Each record below is to be reproduced without any change.

[Start EXTRACTED ENTRIES]

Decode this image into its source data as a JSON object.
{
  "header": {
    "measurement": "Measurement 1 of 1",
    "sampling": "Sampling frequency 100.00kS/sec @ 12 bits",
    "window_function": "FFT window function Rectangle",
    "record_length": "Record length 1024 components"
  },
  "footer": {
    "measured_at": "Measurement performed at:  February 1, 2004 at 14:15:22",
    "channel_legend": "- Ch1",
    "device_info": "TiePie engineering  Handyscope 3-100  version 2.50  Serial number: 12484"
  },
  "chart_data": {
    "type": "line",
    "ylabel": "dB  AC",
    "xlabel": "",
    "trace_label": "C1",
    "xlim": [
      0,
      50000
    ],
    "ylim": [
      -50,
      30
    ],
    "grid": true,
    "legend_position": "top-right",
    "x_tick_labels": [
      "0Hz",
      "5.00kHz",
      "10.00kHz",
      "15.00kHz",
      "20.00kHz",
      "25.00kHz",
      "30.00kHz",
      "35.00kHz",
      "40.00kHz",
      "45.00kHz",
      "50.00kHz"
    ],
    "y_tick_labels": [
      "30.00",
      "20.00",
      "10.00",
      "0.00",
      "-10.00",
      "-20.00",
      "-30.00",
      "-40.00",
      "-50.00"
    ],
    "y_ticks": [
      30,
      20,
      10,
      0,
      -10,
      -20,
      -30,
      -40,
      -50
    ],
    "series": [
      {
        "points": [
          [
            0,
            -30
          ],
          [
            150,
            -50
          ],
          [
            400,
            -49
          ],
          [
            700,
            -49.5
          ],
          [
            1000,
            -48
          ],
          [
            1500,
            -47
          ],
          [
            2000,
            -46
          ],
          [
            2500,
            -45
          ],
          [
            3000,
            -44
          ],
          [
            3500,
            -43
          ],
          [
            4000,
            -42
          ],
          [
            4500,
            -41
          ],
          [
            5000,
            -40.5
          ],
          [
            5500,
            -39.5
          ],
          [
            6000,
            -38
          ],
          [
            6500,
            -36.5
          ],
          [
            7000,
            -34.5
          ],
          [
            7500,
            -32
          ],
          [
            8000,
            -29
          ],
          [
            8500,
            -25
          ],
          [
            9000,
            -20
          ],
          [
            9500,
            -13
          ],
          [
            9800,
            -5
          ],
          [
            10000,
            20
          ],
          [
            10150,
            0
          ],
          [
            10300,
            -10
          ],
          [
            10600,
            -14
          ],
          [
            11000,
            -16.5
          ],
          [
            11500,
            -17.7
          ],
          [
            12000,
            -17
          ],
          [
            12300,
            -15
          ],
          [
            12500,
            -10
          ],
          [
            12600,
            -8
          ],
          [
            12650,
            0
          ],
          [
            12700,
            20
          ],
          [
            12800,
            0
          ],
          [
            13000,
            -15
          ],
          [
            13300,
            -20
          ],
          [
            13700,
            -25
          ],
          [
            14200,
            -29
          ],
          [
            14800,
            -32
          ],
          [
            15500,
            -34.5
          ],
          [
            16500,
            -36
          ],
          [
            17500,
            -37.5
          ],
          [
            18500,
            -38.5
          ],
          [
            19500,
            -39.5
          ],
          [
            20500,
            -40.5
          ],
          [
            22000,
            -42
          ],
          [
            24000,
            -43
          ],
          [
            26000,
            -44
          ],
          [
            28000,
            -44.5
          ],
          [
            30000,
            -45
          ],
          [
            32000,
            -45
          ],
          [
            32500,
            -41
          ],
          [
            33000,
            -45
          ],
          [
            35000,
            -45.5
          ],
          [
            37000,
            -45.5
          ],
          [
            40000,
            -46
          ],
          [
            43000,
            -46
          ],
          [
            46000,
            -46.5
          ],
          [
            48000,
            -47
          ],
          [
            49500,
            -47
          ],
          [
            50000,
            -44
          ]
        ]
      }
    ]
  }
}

[End EXTRACTED ENTRIES]

COMPLETE OUTPUT
Decode this image into its source data as a JSON object.
{
  "header": {
    "measurement": "Measurement 1 of 1",
    "sampling": "Sampling frequency 100.00kS/sec @ 12 bits",
    "window_function": "FFT window function Rectangle",
    "record_length": "Record length 1024 components"
  },
  "footer": {
    "measured_at": "Measurement performed at:  February 1, 2004 at 14:15:22",
    "channel_legend": "- Ch1",
    "device_info": "TiePie engineering  Handyscope 3-100  version 2.50  Serial number: 12484"
  },
  "chart_data": {
    "type": "line",
    "ylabel": "dB  AC",
    "xlabel": "",
    "trace_label": "C1",
    "xlim": [
      0,
      50000
    ],
    "ylim": [
      -50,
      30
    ],
    "grid": true,
    "legend_position": "top-right",
    "x_tick_labels": [
      "0Hz",
      "5.00kHz",
      "10.00kHz",
      "15.00kHz",
      "20.00kHz",
      "25.00kHz",
      "30.00kHz",
      "35.00kHz",
      "40.00kHz",
      "45.00kHz",
      "50.00kHz"
    ],
    "y_tick_labels": [
      "30.00",
      "20.00",
      "10.00",
      "0.00",
      "-10.00",
      "-20.00",
      "-30.00",
      "-40.00",
      "-50.00"
    ],
    "y_ticks": [
      30,
      20,
      10,
      0,
      -10,
      -20,
      -30,
      -40,
      -50
    ],
    "series": [
      {
        "points": [
          [
            0,
            -30
          ],
          [
            150,
            -50
          ],
          [
            400,
            -49
          ],
          [
            700,
            -49.5
          ],
          [
            1000,
            -48
          ],
          [
            1500,
            -47
          ],
          [
            2000,
            -46
          ],
          [
            2500,
            -45
          ],
          [
            3000,
            -44
          ],
          [
            3500,
            -43
          ],
          [
            4000,
            -42
          ],
          [
            4500,
            -41
          ],
          [
            5000,
            -40.5
          ],
          [
            5500,
            -39.5
          ],
          [
            6000,
            -38
          ],
          [
            6500,
            -36.5
          ],
          [
            7000,
            -34.5
          ],
          [
            7500,
            -32
          ],
          [
            8000,
            -29
          ],
          [
            8500,
            -25
          ],
          [
            9000,
            -20
          ],
          [
            9500,
            -13
          ],
          [
            9800,
            -5
          ],
          [
            10000,
            20
          ],
          [
            10150,
            0
          ],
          [
            10300,
            -10
          ],
          [
            10600,
            -14
          ],
          [
            11000,
            -16.5
          ],
          [
            11500,
            -17.7
          ],
          [
            12000,
            -17
          ],
          [
            12300,
            -15
          ],
          [
            12500,
            -10
          ],
          [
            12600,
            -8
          ],
          [
            12650,
            0
          ],
          [
            12700,
            20
          ],
          [
            12800,
            0
          ],
          [
            13000,
            -15
          ],
          [
            13300,
            -20
          ],
          [
            13700,
            -25
          ],
          [
            14200,
            -29
          ],
          [
            14800,
            -32
          ],
          [
            15500,
            -34.5
          ],
          [
            16500,
            -36
          ],
          [
            17500,
            -37.5
          ],
          [
            18500,
            -38.5
          ],
          [
            19500,
            -39.5
          ],
          [
            20500,
            -40.5
          ],
          [
            22000,
            -42
          ],
          [
            24000,
            -43
          ],
          [
            26000,
            -44
          ],
          [
            28000,
            -44.5
          ],
          [
            30000,
            -45
          ],
          [
            32000,
            -45
          ],
          [
            32500,
            -41
          ],
          [
            33000,
            -45
          ],
          [
            35000,
            -45.5
          ],
          [
            37000,
            -45.5
          ],
          [
            40000,
            -46
          ],
          [
            43000,
            -46
          ],
          [
            46000,
            -46.5
          ],
          [
            48000,
            -47
          ],
          [
            49500,
            -47
          ],
          [
            50000,
            -44
          ]
        ]
      }
    ]
  }
}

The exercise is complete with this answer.